- _DIRECTIONS_:
Read the lines that follow and pick out every one containing the word "energię".

Dataset items:
——————————

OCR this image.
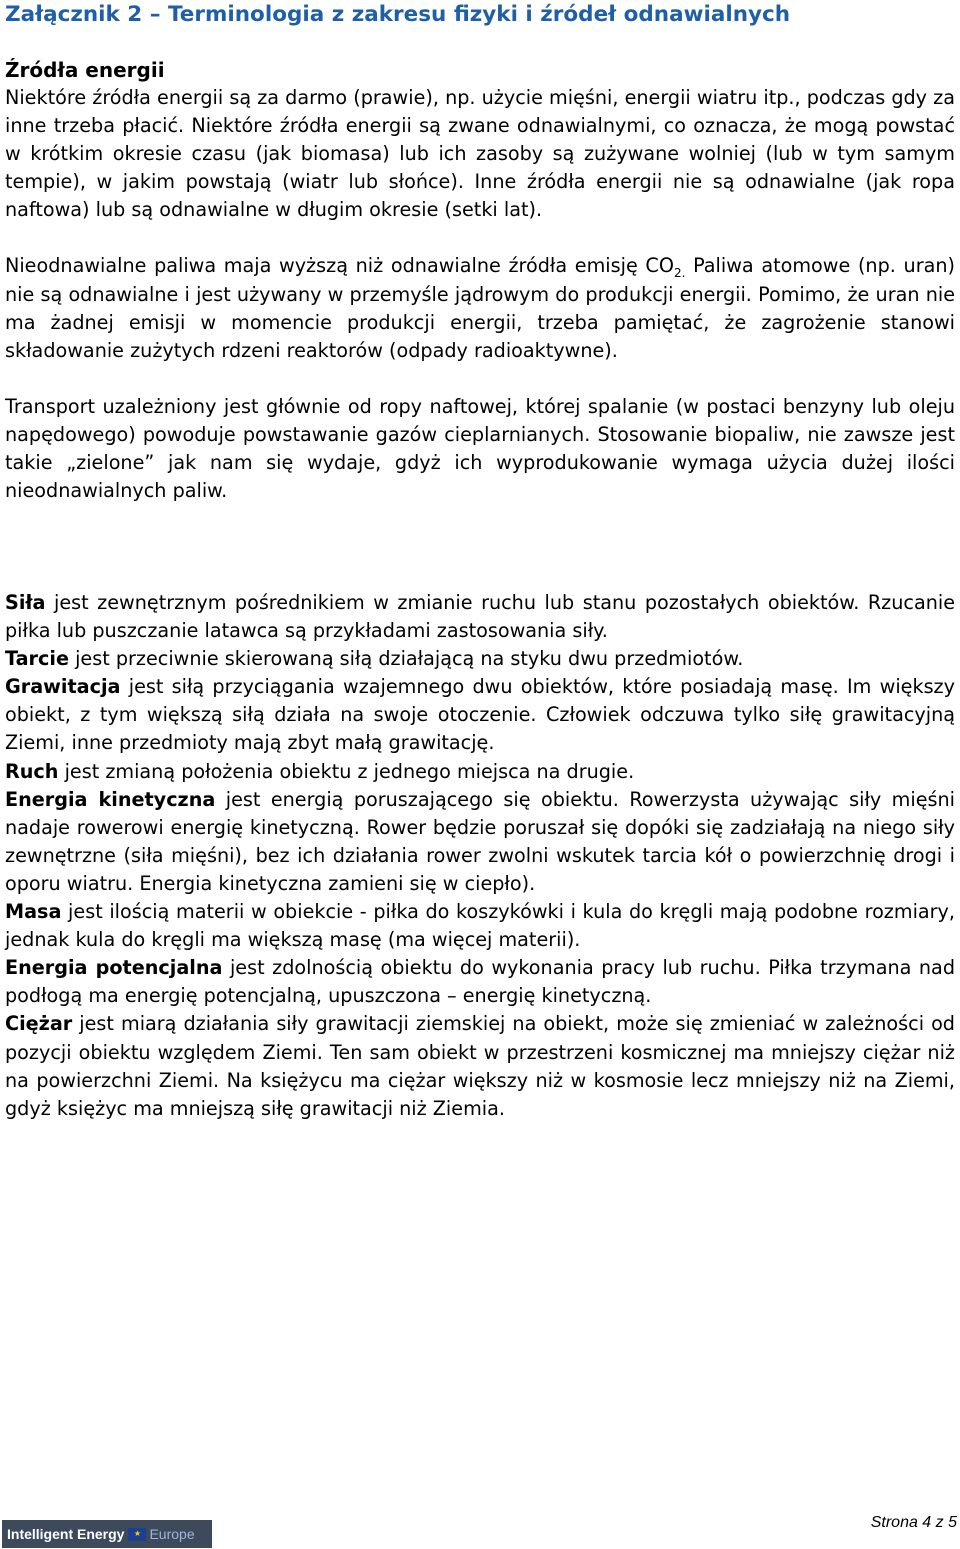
Załącznik 2 – Terminologia z zakresu fizyki i źródeł odnawialnych
Źródła energii

Niektóre źródła energii są za darmo (prawie), np. użycie mięśni, energii wiatru itp., podczas gdy za inne trzeba płacić. Niektóre źródła energii są zwane odnawialnymi, co oznacza, że mogą powstać w krótkim okresie czasu (jak biomasa) lub ich zasoby są zużywane wolniej (lub w tym samym tempie), w jakim powstają (wiatr lub słońce). Inne źródła energii nie są odnawialne (jak ropa naftowa) lub są odnawialne w długim okresie (setki lat).

Nieodnawialne paliwa maja wyższą niż odnawialne źródła emisję $CO_{2.}$ Paliwa atomowe (np. uran) nie są odnawialne i jest używany w przemyśle jądrowym do produkcji energii. Pomimo, że uran nie ma żadnej emisji w momencie produkcji energii, trzeba pamiętać, że zagrożenie stanowi składowanie zużytych rdzeni reaktorów (odpady radioaktywne).

Transport uzależniony jest głównie od ropy naftowej, której spalanie (w postaci benzyny lub oleju napędowego) powoduje powstawanie gazów cieplarnianych. Stosowanie biopaliw, nie zawsze jest takie „zielone” jak nam się wydaje, gdyż ich wyprodukowanie wymaga użycia dużej ilości nieodnawialnych paliw.

Siła jest zewnętrznym pośrednikiem w zmianie ruchu lub stanu pozostałych obiektów. Rzucanie piłka lub puszczanie latawca są przykładami zastosowania siły.

Tarcie jest przeciwnie skierowaną siłą działającą na styku dwu przedmiotów.

Grawitacja jest siłą przyciągania wzajemnego dwu obiektów, które posiadają masę. Im większy obiekt, z tym większą siłą działa na swoje otoczenie. Człowiek odczuwa tylko siłę grawitacyjną Ziemi, inne przedmioty mają zbyt małą grawitację.

Ruch jest zmianą położenia obiektu z jednego miejsca na drugie.

Energia kinetyczna jest energią poruszającego się obiektu. Rowerzysta używając siły mięśni nadaje rowerowi energię kinetyczną. Rower będzie poruszał się dopóki się zadziałają na niego siły zewnętrzne (siła mięśni), bez ich działania rower zwolni wskutek tarcia kół o powierzchnię drogi i oporu wiatru. Energia kinetyczna zamieni się w ciepło).

Masa jest ilością materii w obiekcie - piłka do koszykówki i kula do kręgli mają podobne rozmiary, jednak kula do kręgli ma większą masę (ma więcej materii).

Energia potencjalna jest zdolnością obiektu do wykonania pracy lub ruchu. Piłka trzymana nad podłogą ma energię potencjalną, upuszczona – energię kinetyczną.

Ciężar jest miarą działania siły grawitacji ziemskiej na obiekt, może się zmieniać w zależności od pozycji obiektu względem Ziemi. Ten sam obiekt w przestrzeni kosmicznej ma mniejszy ciężar niż na powierzchni Ziemi. Na księżycu ma ciężar większy niż w kosmosie lecz mniejszy niż na Ziemi, gdyż księżyc ma mniejszą siłę grawitacji niż Ziemia.

Intelligent Energy	★ Europe
Strona 4 z 5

——————————

- _WRITTEN ANSWER_:
Energia kinetyczna jest energią poruszającego się obiektu. Rowerzysta używając siły mięśni nadaje rowerowi energię kinetyczną. Rower będzie poruszał się dopóki się zadziałają na niego siły zewnętrzne (siła mięśni), bez ich działania rower zwolni wskutek tarcia kół o powierzchnię drogi i oporu wiatru. Energia kinetyczna zamieni się w ciepło).
Energia potencjalna jest zdolnością obiektu do wykonania pracy lub ruchu. Piłka trzymana nad podłogą ma energię potencjalną, upuszczona – energię kinetyczną.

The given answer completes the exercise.